··· DATASET ···

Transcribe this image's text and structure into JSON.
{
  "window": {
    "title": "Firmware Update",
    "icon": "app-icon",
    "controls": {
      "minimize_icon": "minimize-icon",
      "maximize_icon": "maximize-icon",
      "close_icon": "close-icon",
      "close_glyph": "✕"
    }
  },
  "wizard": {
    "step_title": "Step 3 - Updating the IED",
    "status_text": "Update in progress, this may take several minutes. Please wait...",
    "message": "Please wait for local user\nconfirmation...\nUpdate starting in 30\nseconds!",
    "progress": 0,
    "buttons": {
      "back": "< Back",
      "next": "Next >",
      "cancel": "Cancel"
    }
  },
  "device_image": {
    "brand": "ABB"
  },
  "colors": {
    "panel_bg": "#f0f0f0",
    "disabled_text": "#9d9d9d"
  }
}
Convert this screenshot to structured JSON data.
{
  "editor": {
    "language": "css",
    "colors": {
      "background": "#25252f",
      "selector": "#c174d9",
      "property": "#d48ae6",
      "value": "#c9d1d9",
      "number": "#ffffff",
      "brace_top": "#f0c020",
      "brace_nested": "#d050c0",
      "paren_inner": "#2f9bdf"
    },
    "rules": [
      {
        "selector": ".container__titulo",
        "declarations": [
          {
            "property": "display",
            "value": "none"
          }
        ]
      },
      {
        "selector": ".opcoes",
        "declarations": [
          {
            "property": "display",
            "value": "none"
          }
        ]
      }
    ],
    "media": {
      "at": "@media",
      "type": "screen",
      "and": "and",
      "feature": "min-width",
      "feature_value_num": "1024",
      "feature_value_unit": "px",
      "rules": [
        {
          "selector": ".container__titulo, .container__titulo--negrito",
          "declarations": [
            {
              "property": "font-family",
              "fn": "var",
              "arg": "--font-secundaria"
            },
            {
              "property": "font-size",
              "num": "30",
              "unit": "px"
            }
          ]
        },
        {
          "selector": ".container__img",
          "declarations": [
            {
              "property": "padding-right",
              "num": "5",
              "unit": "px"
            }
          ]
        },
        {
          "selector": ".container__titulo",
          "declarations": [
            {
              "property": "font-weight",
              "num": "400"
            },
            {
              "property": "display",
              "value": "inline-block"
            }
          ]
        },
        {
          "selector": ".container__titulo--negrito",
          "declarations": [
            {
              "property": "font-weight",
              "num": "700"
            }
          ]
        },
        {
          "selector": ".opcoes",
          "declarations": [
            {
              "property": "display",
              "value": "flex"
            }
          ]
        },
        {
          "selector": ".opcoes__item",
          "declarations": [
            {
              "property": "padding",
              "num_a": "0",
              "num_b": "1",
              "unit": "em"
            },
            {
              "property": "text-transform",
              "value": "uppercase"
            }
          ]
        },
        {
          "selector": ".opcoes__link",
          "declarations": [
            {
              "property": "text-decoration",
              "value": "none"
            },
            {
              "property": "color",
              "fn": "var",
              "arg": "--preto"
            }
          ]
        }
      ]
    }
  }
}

···

__WRITTEN INSTRUCTION__. Retype the entries exactly, including every line.

__FINAL ANSWER__.
Transcribe this image's text and structure into JSON.
{
  "window": {
    "title": "Firmware Update",
    "icon": "app-icon",
    "controls": {
      "minimize_icon": "minimize-icon",
      "maximize_icon": "maximize-icon",
      "close_icon": "close-icon",
      "close_glyph": "✕"
    }
  },
  "wizard": {
    "step_title": "Step 3 - Updating the IED",
    "status_text": "Update in progress, this may take several minutes. Please wait...",
    "message": "Please wait for local user\nconfirmation...\nUpdate starting in 30\nseconds!",
    "progress": 0,
    "buttons": {
      "back": "< Back",
      "next": "Next >",
      "cancel": "Cancel"
    }
  },
  "device_image": {
    "brand": "ABB"
  },
  "colors": {
    "panel_bg": "#f0f0f0",
    "disabled_text": "#9d9d9d"
  }
}
Convert this screenshot to structured JSON data.
{
  "editor": {
    "language": "css",
    "colors": {
      "background": "#25252f",
      "selector": "#c174d9",
      "property": "#d48ae6",
      "value": "#c9d1d9",
      "number": "#ffffff",
      "brace_top": "#f0c020",
      "brace_nested": "#d050c0",
      "paren_inner": "#2f9bdf"
    },
    "rules": [
      {
        "selector": ".container__titulo",
        "declarations": [
          {
            "property": "display",
            "value": "none"
          }
        ]
      },
      {
        "selector": ".opcoes",
        "declarations": [
          {
            "property": "display",
            "value": "none"
          }
        ]
      }
    ],
    "media": {
      "at": "@media",
      "type": "screen",
      "and": "and",
      "feature": "min-width",
      "feature_value_num": "1024",
      "feature_value_unit": "px",
      "rules": [
        {
          "selector": ".container__titulo, .container__titulo--negrito",
          "declarations": [
            {
              "property": "font-family",
              "fn": "var",
              "arg": "--font-secundaria"
            },
            {
              "property": "font-size",
              "num": "30",
              "unit": "px"
            }
          ]
        },
        {
          "selector": ".container__img",
          "declarations": [
            {
              "property": "padding-right",
              "num": "5",
              "unit": "px"
            }
          ]
        },
        {
          "selector": ".container__titulo",
          "declarations": [
            {
              "property": "font-weight",
              "num": "400"
            },
            {
              "property": "display",
              "value": "inline-block"
            }
          ]
        },
        {
          "selector": ".container__titulo--negrito",
          "declarations": [
            {
              "property": "font-weight",
              "num": "700"
            }
          ]
        },
        {
          "selector": ".opcoes",
          "declarations": [
            {
              "property": "display",
              "value": "flex"
            }
          ]
        },
        {
          "selector": ".opcoes__item",
          "declarations": [
            {
              "property": "padding",
              "num_a": "0",
              "num_b": "1",
              "unit": "em"
            },
            {
              "property": "text-transform",
              "value": "uppercase"
            }
          ]
        },
        {
          "selector": ".opcoes__link",
          "declarations": [
            {
              "property": "text-decoration",
              "value": "none"
            },
            {
              "property": "color",
              "fn": "var",
              "arg": "--preto"
            }
          ]
        }
      ]
    }
  }
}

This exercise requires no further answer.